Stored data entries:
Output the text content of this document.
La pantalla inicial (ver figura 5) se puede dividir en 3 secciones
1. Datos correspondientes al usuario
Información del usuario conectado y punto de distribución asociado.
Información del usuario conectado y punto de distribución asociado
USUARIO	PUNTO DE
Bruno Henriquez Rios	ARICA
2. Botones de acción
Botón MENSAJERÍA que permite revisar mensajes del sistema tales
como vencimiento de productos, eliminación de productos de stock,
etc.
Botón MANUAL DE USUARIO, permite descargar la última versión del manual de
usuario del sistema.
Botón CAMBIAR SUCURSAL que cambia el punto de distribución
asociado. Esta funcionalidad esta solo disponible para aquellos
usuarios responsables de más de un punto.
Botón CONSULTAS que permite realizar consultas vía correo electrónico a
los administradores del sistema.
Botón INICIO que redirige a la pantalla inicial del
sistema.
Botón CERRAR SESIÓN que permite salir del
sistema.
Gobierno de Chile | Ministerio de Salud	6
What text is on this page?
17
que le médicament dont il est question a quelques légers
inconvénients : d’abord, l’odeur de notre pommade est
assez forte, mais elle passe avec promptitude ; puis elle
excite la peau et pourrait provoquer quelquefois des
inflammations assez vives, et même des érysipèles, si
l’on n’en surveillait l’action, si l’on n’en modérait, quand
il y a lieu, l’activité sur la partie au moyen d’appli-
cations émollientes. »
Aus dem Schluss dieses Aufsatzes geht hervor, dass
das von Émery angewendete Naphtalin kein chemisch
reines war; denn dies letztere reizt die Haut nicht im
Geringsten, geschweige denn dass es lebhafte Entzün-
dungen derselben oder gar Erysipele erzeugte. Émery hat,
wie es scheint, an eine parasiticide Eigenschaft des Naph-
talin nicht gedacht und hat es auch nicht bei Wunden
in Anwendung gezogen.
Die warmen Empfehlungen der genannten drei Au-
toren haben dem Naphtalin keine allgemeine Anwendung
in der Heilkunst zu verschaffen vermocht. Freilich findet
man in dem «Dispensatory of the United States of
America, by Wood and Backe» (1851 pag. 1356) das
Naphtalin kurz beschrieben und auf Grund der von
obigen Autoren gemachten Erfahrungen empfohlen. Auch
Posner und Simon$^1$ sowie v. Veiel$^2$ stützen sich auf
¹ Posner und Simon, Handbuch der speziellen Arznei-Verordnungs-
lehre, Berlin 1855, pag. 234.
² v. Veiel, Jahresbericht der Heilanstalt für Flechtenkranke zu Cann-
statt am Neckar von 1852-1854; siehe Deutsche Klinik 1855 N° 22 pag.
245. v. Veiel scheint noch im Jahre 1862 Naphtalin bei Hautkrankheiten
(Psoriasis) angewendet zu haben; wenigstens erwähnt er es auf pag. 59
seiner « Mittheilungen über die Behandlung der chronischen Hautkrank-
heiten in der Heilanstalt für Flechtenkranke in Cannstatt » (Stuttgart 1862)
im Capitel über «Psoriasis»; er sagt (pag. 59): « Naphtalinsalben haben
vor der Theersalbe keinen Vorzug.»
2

> _THE REQUEST_
Type out the whole listing above again, exactly as it stands.

> _RESULT FOR THIS EXERCISE_
Output the text content of this document.
La pantalla inicial (ver figura 5) se puede dividir en 3 secciones
1. Datos correspondientes al usuario
Información del usuario conectado y punto de distribución asociado.
Información del usuario conectado y punto de distribución asociado
USUARIO	PUNTO DE
Bruno Henriquez Rios	ARICA
2. Botones de acción
Botón MENSAJERÍA que permite revisar mensajes del sistema tales
como vencimiento de productos, eliminación de productos de stock,
etc.
Botón MANUAL DE USUARIO, permite descargar la última versión del manual de
usuario del sistema.
Botón CAMBIAR SUCURSAL que cambia el punto de distribución
asociado. Esta funcionalidad esta solo disponible para aquellos
usuarios responsables de más de un punto.
Botón CONSULTAS que permite realizar consultas vía correo electrónico a
los administradores del sistema.
Botón INICIO que redirige a la pantalla inicial del
sistema.
Botón CERRAR SESIÓN que permite salir del
sistema.
Gobierno de Chile | Ministerio de Salud	6
What text is on this page?
17
que le médicament dont il est question a quelques légers
inconvénients : d’abord, l’odeur de notre pommade est
assez forte, mais elle passe avec promptitude ; puis elle
excite la peau et pourrait provoquer quelquefois des
inflammations assez vives, et même des érysipèles, si
l’on n’en surveillait l’action, si l’on n’en modérait, quand
il y a lieu, l’activité sur la partie au moyen d’appli-
cations émollientes. »
Aus dem Schluss dieses Aufsatzes geht hervor, dass
das von Émery angewendete Naphtalin kein chemisch
reines war; denn dies letztere reizt die Haut nicht im
Geringsten, geschweige denn dass es lebhafte Entzün-
dungen derselben oder gar Erysipele erzeugte. Émery hat,
wie es scheint, an eine parasiticide Eigenschaft des Naph-
talin nicht gedacht und hat es auch nicht bei Wunden
in Anwendung gezogen.
Die warmen Empfehlungen der genannten drei Au-
toren haben dem Naphtalin keine allgemeine Anwendung
in der Heilkunst zu verschaffen vermocht. Freilich findet
man in dem «Dispensatory of the United States of
America, by Wood and Backe» (1851 pag. 1356) das
Naphtalin kurz beschrieben und auf Grund der von
obigen Autoren gemachten Erfahrungen empfohlen. Auch
Posner und Simon$^1$ sowie v. Veiel$^2$ stützen sich auf
¹ Posner und Simon, Handbuch der speziellen Arznei-Verordnungs-
lehre, Berlin 1855, pag. 234.
² v. Veiel, Jahresbericht der Heilanstalt für Flechtenkranke zu Cann-
statt am Neckar von 1852-1854; siehe Deutsche Klinik 1855 N° 22 pag.
245. v. Veiel scheint noch im Jahre 1862 Naphtalin bei Hautkrankheiten
(Psoriasis) angewendet zu haben; wenigstens erwähnt er es auf pag. 59
seiner « Mittheilungen über die Behandlung der chronischen Hautkrank-
heiten in der Heilanstalt für Flechtenkranke in Cannstatt » (Stuttgart 1862)
im Capitel über «Psoriasis»; er sagt (pag. 59): « Naphtalinsalben haben
vor der Theersalbe keinen Vorzug.»
2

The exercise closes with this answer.